- **Materials provided**:
>>>
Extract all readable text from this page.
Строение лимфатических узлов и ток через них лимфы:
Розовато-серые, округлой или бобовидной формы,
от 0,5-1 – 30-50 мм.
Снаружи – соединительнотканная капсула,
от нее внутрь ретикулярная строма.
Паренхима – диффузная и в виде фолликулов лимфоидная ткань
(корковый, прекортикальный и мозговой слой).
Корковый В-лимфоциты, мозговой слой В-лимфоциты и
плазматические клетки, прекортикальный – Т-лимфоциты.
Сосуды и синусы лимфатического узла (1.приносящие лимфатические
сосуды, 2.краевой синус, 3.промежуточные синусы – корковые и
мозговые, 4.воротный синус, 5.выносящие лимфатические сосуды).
<<<
- **Work instructions**: Reproduce all of the entries word for word.

- **In response**:
Extract all readable text from this page.
Строение лимфатических узлов и ток через них лимфы:
Розовато-серые, округлой или бобовидной формы,
от 0,5-1 – 30-50 мм.
Снаружи – соединительнотканная капсула,
от нее внутрь ретикулярная строма.
Паренхима – диффузная и в виде фолликулов лимфоидная ткань
(корковый, прекортикальный и мозговой слой).
Корковый В-лимфоциты, мозговой слой В-лимфоциты и
плазматические клетки, прекортикальный – Т-лимфоциты.
Сосуды и синусы лимфатического узла (1.приносящие лимфатические
сосуды, 2.краевой синус, 3.промежуточные синусы – корковые и
мозговые, 4.воротный синус, 5.выносящие лимфатические сосуды).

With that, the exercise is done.